## BEGIN Input
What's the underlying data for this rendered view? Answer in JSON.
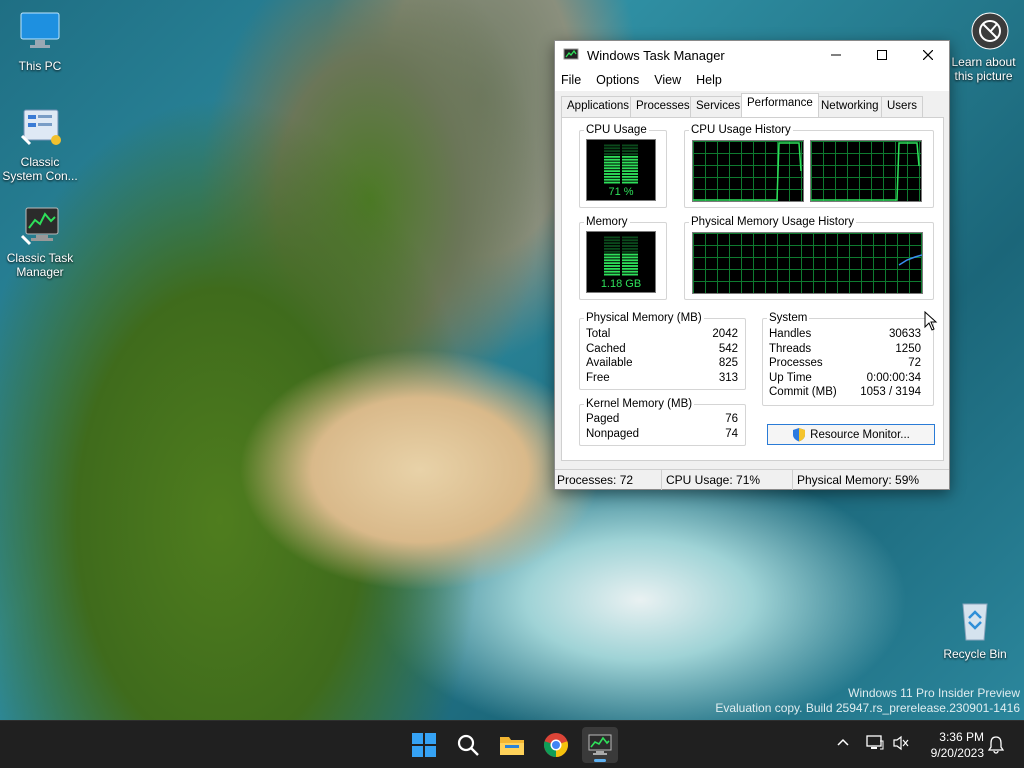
{
  "desktop": {
    "icons": [
      {
        "label": "This PC"
      },
      {
        "label": "Classic System Con..."
      },
      {
        "label": "Classic Task Manager"
      },
      {
        "label": "Recycle Bin"
      }
    ],
    "learn_about": "Learn about this picture",
    "watermark": {
      "line1": "Windows 11 Pro Insider Preview",
      "line2": "Evaluation copy. Build 25947.rs_prerelease.230901-1416"
    }
  },
  "taskbar": {
    "time": "3:36 PM",
    "date": "9/20/2023",
    "apps": [
      "windows-start",
      "search",
      "file-explorer",
      "chrome",
      "classic-task-manager"
    ]
  },
  "taskmgr": {
    "title": "Windows Task Manager",
    "menu": [
      "File",
      "Options",
      "View",
      "Help"
    ],
    "tabs": [
      "Applications",
      "Processes",
      "Services",
      "Performance",
      "Networking",
      "Users"
    ],
    "active_tab": "Performance",
    "cpu_usage": {
      "label": "CPU Usage",
      "value": "71 %",
      "level": 0.71
    },
    "cpu_history": {
      "label": "CPU Usage History"
    },
    "memory": {
      "label": "Memory",
      "value": "1.18 GB",
      "level": 0.59
    },
    "memory_history": {
      "label": "Physical Memory Usage History"
    },
    "physical_memory": {
      "label": "Physical Memory (MB)",
      "rows": [
        {
          "k": "Total",
          "v": "2042"
        },
        {
          "k": "Cached",
          "v": "542"
        },
        {
          "k": "Available",
          "v": "825"
        },
        {
          "k": "Free",
          "v": "313"
        }
      ]
    },
    "kernel_memory": {
      "label": "Kernel Memory (MB)",
      "rows": [
        {
          "k": "Paged",
          "v": "76"
        },
        {
          "k": "Nonpaged",
          "v": "74"
        }
      ]
    },
    "system": {
      "label": "System",
      "rows": [
        {
          "k": "Handles",
          "v": "30633"
        },
        {
          "k": "Threads",
          "v": "1250"
        },
        {
          "k": "Processes",
          "v": "72"
        },
        {
          "k": "Up Time",
          "v": "0:00:00:34"
        },
        {
          "k": "Commit (MB)",
          "v": "1053 / 3194"
        }
      ]
    },
    "resource_monitor": "Resource Monitor...",
    "status": {
      "processes": "Processes: 72",
      "cpu": "CPU Usage: 71%",
      "memory": "Physical Memory: 59%"
    }
  }
}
## END Input
_What to do_
Retype the listing exactly. Pictures do not belong in the copy.

_Result of the task_
What's the underlying data for this rendered view? Answer in JSON.
{
  "desktop": {
    "icons": [
      {
        "label": "This PC"
      },
      {
        "label": "Classic System Con..."
      },
      {
        "label": "Classic Task Manager"
      },
      {
        "label": "Recycle Bin"
      }
    ],
    "learn_about": "Learn about this picture",
    "watermark": {
      "line1": "Windows 11 Pro Insider Preview",
      "line2": "Evaluation copy. Build 25947.rs_prerelease.230901-1416"
    }
  },
  "taskbar": {
    "time": "3:36 PM",
    "date": "9/20/2023",
    "apps": [
      "windows-start",
      "search",
      "file-explorer",
      "chrome",
      "classic-task-manager"
    ]
  },
  "taskmgr": {
    "title": "Windows Task Manager",
    "menu": [
      "File",
      "Options",
      "View",
      "Help"
    ],
    "tabs": [
      "Applications",
      "Processes",
      "Services",
      "Performance",
      "Networking",
      "Users"
    ],
    "active_tab": "Performance",
    "cpu_usage": {
      "label": "CPU Usage",
      "value": "71 %",
      "level": 0.71
    },
    "cpu_history": {
      "label": "CPU Usage History"
    },
    "memory": {
      "label": "Memory",
      "value": "1.18 GB",
      "level": 0.59
    },
    "memory_history": {
      "label": "Physical Memory Usage History"
    },
    "physical_memory": {
      "label": "Physical Memory (MB)",
      "rows": [
        {
          "k": "Total",
          "v": "2042"
        },
        {
          "k": "Cached",
          "v": "542"
        },
        {
          "k": "Available",
          "v": "825"
        },
        {
          "k": "Free",
          "v": "313"
        }
      ]
    },
    "kernel_memory": {
      "label": "Kernel Memory (MB)",
      "rows": [
        {
          "k": "Paged",
          "v": "76"
        },
        {
          "k": "Nonpaged",
          "v": "74"
        }
      ]
    },
    "system": {
      "label": "System",
      "rows": [
        {
          "k": "Handles",
          "v": "30633"
        },
        {
          "k": "Threads",
          "v": "1250"
        },
        {
          "k": "Processes",
          "v": "72"
        },
        {
          "k": "Up Time",
          "v": "0:00:00:34"
        },
        {
          "k": "Commit (MB)",
          "v": "1053 / 3194"
        }
      ]
    },
    "resource_monitor": "Resource Monitor...",
    "status": {
      "processes": "Processes: 72",
      "cpu": "CPU Usage: 71%",
      "memory": "Physical Memory: 59%"
    }
  }
}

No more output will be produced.